Keep the pictures out of the copy and repeat the records exactly.

[Data records]
___

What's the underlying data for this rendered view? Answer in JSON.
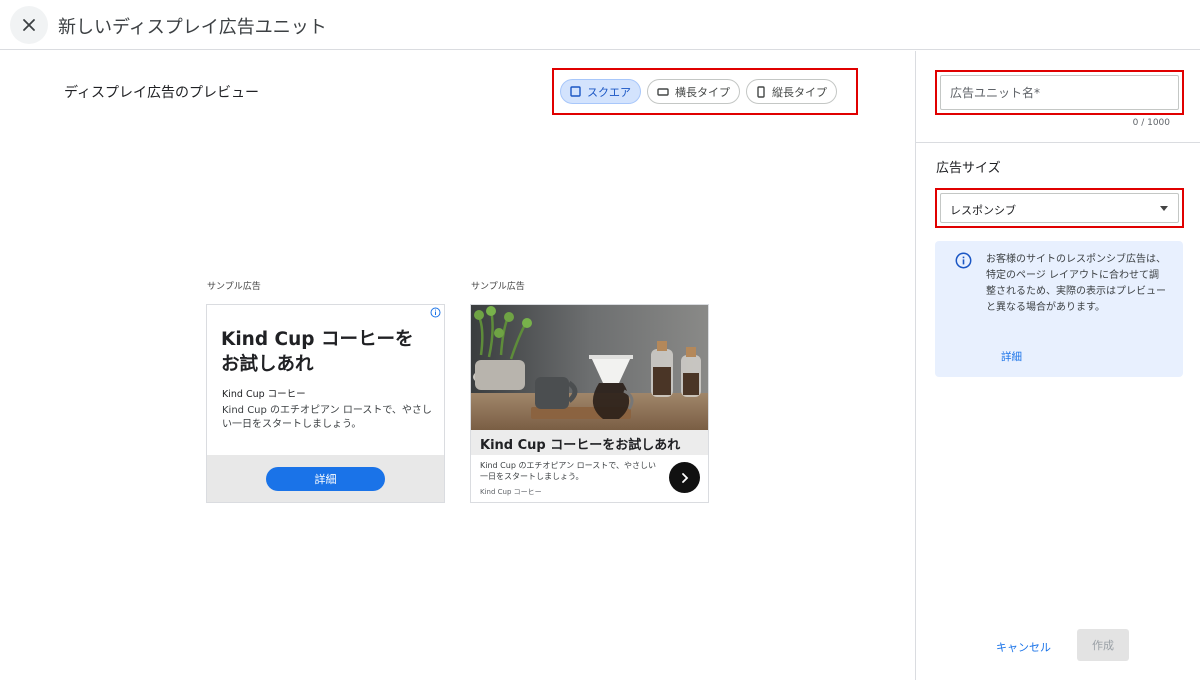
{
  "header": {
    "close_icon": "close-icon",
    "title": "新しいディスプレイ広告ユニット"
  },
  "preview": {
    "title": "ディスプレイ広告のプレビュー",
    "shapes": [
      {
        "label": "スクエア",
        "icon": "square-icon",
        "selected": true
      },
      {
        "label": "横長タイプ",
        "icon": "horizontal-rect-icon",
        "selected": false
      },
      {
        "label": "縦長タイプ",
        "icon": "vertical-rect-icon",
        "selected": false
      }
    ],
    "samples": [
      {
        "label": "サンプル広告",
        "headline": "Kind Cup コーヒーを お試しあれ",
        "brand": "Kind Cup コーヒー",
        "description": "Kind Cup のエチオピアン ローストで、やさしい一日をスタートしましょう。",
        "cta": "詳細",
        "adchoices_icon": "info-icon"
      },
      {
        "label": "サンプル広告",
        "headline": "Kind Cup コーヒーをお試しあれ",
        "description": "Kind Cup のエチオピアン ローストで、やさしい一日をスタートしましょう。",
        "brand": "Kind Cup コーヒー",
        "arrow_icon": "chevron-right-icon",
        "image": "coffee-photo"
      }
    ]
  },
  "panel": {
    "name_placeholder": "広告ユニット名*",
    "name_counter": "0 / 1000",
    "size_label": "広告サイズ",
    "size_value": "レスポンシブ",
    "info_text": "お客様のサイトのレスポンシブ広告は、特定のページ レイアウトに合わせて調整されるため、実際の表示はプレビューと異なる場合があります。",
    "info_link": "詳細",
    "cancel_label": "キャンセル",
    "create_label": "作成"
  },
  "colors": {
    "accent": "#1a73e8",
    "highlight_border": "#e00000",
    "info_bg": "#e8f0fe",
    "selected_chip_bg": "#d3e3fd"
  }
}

___

# Task output:
What's the underlying data for this rendered view? Answer in JSON.
{
  "header": {
    "close_icon": "close-icon",
    "title": "新しいディスプレイ広告ユニット"
  },
  "preview": {
    "title": "ディスプレイ広告のプレビュー",
    "shapes": [
      {
        "label": "スクエア",
        "icon": "square-icon",
        "selected": true
      },
      {
        "label": "横長タイプ",
        "icon": "horizontal-rect-icon",
        "selected": false
      },
      {
        "label": "縦長タイプ",
        "icon": "vertical-rect-icon",
        "selected": false
      }
    ],
    "samples": [
      {
        "label": "サンプル広告",
        "headline": "Kind Cup コーヒーを お試しあれ",
        "brand": "Kind Cup コーヒー",
        "description": "Kind Cup のエチオピアン ローストで、やさしい一日をスタートしましょう。",
        "cta": "詳細",
        "adchoices_icon": "info-icon"
      },
      {
        "label": "サンプル広告",
        "headline": "Kind Cup コーヒーをお試しあれ",
        "description": "Kind Cup のエチオピアン ローストで、やさしい一日をスタートしましょう。",
        "brand": "Kind Cup コーヒー",
        "arrow_icon": "chevron-right-icon",
        "image": "coffee-photo"
      }
    ]
  },
  "panel": {
    "name_placeholder": "広告ユニット名*",
    "name_counter": "0 / 1000",
    "size_label": "広告サイズ",
    "size_value": "レスポンシブ",
    "info_text": "お客様のサイトのレスポンシブ広告は、特定のページ レイアウトに合わせて調整されるため、実際の表示はプレビューと異なる場合があります。",
    "info_link": "詳細",
    "cancel_label": "キャンセル",
    "create_label": "作成"
  },
  "colors": {
    "accent": "#1a73e8",
    "highlight_border": "#e00000",
    "info_bg": "#e8f0fe",
    "selected_chip_bg": "#d3e3fd"
  }
}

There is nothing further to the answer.